• AIM OF THE TASK: Convert the items below into a JSON list of strings, with each line as its own string and blank lines omitted.

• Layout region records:
***

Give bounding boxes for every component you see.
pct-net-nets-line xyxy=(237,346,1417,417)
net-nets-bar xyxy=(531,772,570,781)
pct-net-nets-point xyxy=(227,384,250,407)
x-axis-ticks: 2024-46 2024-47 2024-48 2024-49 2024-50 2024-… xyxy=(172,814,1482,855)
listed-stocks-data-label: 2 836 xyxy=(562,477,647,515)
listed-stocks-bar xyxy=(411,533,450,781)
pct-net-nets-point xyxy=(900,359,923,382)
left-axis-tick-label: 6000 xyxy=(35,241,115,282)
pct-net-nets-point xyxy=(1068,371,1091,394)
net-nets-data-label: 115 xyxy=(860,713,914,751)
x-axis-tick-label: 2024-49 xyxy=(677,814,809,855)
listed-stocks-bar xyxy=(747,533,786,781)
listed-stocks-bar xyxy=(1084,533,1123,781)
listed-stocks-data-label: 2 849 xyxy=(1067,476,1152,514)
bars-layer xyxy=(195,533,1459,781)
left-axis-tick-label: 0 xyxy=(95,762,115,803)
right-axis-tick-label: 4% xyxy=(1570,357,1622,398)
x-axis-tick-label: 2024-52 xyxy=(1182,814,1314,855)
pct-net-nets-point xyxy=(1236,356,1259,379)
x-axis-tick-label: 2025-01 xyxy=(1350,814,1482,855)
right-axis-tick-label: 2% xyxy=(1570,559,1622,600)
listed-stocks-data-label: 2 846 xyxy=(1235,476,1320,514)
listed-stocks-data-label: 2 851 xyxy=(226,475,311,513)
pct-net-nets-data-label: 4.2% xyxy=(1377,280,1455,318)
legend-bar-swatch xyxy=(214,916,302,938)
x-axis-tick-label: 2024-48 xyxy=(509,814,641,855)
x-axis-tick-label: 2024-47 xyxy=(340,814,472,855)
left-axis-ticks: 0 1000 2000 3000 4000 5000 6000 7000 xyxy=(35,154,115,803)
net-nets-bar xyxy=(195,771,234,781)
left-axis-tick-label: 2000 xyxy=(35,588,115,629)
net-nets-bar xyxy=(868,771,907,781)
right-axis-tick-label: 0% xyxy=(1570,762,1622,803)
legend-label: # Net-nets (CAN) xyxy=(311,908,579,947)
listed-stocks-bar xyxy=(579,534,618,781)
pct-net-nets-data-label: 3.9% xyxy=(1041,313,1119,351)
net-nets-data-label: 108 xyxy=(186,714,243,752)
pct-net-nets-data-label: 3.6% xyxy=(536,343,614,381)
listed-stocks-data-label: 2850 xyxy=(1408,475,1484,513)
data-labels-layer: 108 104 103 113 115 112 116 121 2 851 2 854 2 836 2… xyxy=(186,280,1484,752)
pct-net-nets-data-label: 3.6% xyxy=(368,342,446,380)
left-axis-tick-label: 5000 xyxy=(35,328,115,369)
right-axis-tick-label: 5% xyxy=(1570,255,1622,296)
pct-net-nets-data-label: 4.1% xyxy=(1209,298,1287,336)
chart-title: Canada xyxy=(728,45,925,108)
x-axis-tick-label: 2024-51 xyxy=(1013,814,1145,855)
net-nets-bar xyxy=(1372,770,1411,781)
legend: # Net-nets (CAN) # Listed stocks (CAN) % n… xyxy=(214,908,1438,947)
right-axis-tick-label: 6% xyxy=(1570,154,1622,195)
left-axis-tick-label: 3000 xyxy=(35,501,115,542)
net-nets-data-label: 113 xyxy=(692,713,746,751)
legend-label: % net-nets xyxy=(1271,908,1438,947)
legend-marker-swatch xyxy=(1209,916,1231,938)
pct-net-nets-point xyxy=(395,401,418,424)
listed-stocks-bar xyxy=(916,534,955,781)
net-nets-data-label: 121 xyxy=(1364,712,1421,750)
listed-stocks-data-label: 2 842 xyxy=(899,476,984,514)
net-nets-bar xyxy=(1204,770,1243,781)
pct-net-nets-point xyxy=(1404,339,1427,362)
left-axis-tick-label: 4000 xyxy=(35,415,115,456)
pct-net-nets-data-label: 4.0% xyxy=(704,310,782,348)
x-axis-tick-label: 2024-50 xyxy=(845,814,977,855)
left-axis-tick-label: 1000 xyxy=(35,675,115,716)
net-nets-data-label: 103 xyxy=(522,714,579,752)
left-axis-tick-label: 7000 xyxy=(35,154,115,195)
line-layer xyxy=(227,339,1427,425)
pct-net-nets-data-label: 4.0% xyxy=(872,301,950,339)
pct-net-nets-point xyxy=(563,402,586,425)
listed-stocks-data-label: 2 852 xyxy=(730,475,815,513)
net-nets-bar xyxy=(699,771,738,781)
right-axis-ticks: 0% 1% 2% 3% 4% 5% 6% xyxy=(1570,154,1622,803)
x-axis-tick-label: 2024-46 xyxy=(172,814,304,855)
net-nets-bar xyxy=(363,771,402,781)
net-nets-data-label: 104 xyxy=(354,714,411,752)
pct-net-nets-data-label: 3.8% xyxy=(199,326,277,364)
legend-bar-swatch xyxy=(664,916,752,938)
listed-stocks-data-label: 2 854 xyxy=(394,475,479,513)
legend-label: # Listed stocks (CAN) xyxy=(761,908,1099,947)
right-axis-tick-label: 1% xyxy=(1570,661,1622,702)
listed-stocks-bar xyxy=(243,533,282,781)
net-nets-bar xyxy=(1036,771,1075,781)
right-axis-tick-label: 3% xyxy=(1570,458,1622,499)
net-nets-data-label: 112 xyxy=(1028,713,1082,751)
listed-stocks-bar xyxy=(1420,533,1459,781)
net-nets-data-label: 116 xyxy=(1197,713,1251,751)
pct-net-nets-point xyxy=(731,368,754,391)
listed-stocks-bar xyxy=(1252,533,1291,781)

***

• EXPECTED ANSWER:
[
  "Give bounding boxes for every component you see.",
  "pct-net-nets-line xyxy=(237,346,1417,417)",
  "net-nets-bar xyxy=(531,772,570,781)",
  "pct-net-nets-point xyxy=(227,384,250,407)",
  "x-axis-ticks: 2024-46 2024-47 2024-48 2024-49 2024-50 2024-… xyxy=(172,814,1482,855)",
  "listed-stocks-data-label: 2 836 xyxy=(562,477,647,515)",
  "listed-stocks-bar xyxy=(411,533,450,781)",
  "pct-net-nets-point xyxy=(900,359,923,382)",
  "left-axis-tick-label: 6000 xyxy=(35,241,115,282)",
  "pct-net-nets-point xyxy=(1068,371,1091,394)",
  "net-nets-data-label: 115 xyxy=(860,713,914,751)",
  "x-axis-tick-label: 2024-49 xyxy=(677,814,809,855)",
  "listed-stocks-bar xyxy=(747,533,786,781)",
  "listed-stocks-bar xyxy=(1084,533,1123,781)",
  "listed-stocks-data-label: 2 849 xyxy=(1067,476,1152,514)",
  "bars-layer xyxy=(195,533,1459,781)",
  "left-axis-tick-label: 0 xyxy=(95,762,115,803)",
  "right-axis-tick-label: 4% xyxy=(1570,357,1622,398)",
  "x-axis-tick-label: 2024-52 xyxy=(1182,814,1314,855)",
  "pct-net-nets-point xyxy=(1236,356,1259,379)",
  "x-axis-tick-label: 2025-01 xyxy=(1350,814,1482,855)",
  "right-axis-tick-label: 2% xyxy=(1570,559,1622,600)",
  "listed-stocks-data-label: 2 846 xyxy=(1235,476,1320,514)",
  "listed-stocks-data-label: 2 851 xyxy=(226,475,311,513)",
  "pct-net-nets-data-label: 4.2% xyxy=(1377,280,1455,318)",
  "legend-bar-swatch xyxy=(214,916,302,938)",
  "x-axis-tick-label: 2024-48 xyxy=(509,814,641,855)",
  "x-axis-tick-label: 2024-47 xyxy=(340,814,472,855)",
  "left-axis-ticks: 0 1000 2000 3000 4000 5000 6000 7000 xyxy=(35,154,115,803)",
  "net-nets-bar xyxy=(195,771,234,781)",
  "left-axis-tick-label: 2000 xyxy=(35,588,115,629)",
  "net-nets-bar xyxy=(868,771,907,781)",
  "right-axis-tick-label: 0% xyxy=(1570,762,1622,803)",
  "legend-label: # Net-nets (CAN) xyxy=(311,908,579,947)",
  "listed-stocks-bar xyxy=(579,534,618,781)",
  "pct-net-nets-data-label: 3.9% xyxy=(1041,313,1119,351)",
  "net-nets-data-label: 108 xyxy=(186,714,243,752)",
  "pct-net-nets-data-label: 3.6% xyxy=(536,343,614,381)",
  "listed-stocks-data-label: 2850 xyxy=(1408,475,1484,513)",
  "data-labels-layer: 108 104 103 113 115 112 116 121 2 851 2 854 2 836 2… xyxy=(186,280,1484,752)",
  "pct-net-nets-data-label: 3.6% xyxy=(368,342,446,380)",
  "left-axis-tick-label: 5000 xyxy=(35,328,115,369)",
  "right-axis-tick-label: 5% xyxy=(1570,255,1622,296)",
  "pct-net-nets-data-label: 4.1% xyxy=(1209,298,1287,336)",
  "chart-title: Canada xyxy=(728,45,925,108)",
  "x-axis-tick-label: 2024-51 xyxy=(1013,814,1145,855)",
  "net-nets-bar xyxy=(1372,770,1411,781)",
  "legend: # Net-nets (CAN) # Listed stocks (CAN) % n… xyxy=(214,908,1438,947)",
  "right-axis-tick-label: 6% xyxy=(1570,154,1622,195)",
  "left-axis-tick-label: 3000 xyxy=(35,501,115,542)",
  "net-nets-data-label: 113 xyxy=(692,713,746,751)",
  "legend-label: % net-nets xyxy=(1271,908,1438,947)",
  "legend-marker-swatch xyxy=(1209,916,1231,938)",
  "pct-net-nets-point xyxy=(395,401,418,424)",
  "listed-stocks-bar xyxy=(916,534,955,781)",
  "net-nets-data-label: 121 xyxy=(1364,712,1421,750)",
  "listed-stocks-data-label: 2 842 xyxy=(899,476,984,514)",
  "net-nets-bar xyxy=(1204,770,1243,781)",
  "pct-net-nets-point xyxy=(1404,339,1427,362)",
  "left-axis-tick-label: 4000 xyxy=(35,415,115,456)",
  "pct-net-nets-data-label: 4.0% xyxy=(704,310,782,348)",
  "x-axis-tick-label: 2024-50 xyxy=(845,814,977,855)",
  "left-axis-tick-label: 1000 xyxy=(35,675,115,716)",
  "net-nets-data-label: 103 xyxy=(522,714,579,752)",
  "left-axis-tick-label: 7000 xyxy=(35,154,115,195)",
  "line-layer xyxy=(227,339,1427,425)",
  "pct-net-nets-data-label: 4.0% xyxy=(872,301,950,339)",
  "pct-net-nets-point xyxy=(563,402,586,425)",
  "listed-stocks-data-label: 2 852 xyxy=(730,475,815,513)",
  "net-nets-bar xyxy=(699,771,738,781)",
  "right-axis-ticks: 0% 1% 2% 3% 4% 5% 6% xyxy=(1570,154,1622,803)",
  "x-axis-tick-label: 2024-46 xyxy=(172,814,304,855)",
  "net-nets-bar xyxy=(363,771,402,781)",
  "net-nets-data-label: 104 xyxy=(354,714,411,752)",
  "pct-net-nets-data-label: 3.8% xyxy=(199,326,277,364)",
  "legend-bar-swatch xyxy=(664,916,752,938)",
  "listed-stocks-data-label: 2 854 xyxy=(394,475,479,513)",
  "legend-label: # Listed stocks (CAN) xyxy=(761,908,1099,947)",
  "right-axis-tick-label: 1% xyxy=(1570,661,1622,702)",
  "listed-stocks-bar xyxy=(243,533,282,781)",
  "net-nets-bar xyxy=(1036,771,1075,781)",
  "right-axis-tick-label: 3% xyxy=(1570,458,1622,499)",
  "net-nets-data-label: 112 xyxy=(1028,713,1082,751)",
  "listed-stocks-bar xyxy=(1420,533,1459,781)",
  "net-nets-data-label: 116 xyxy=(1197,713,1251,751)",
  "pct-net-nets-point xyxy=(731,368,754,391)",
  "listed-stocks-bar xyxy=(1252,533,1291,781)"
]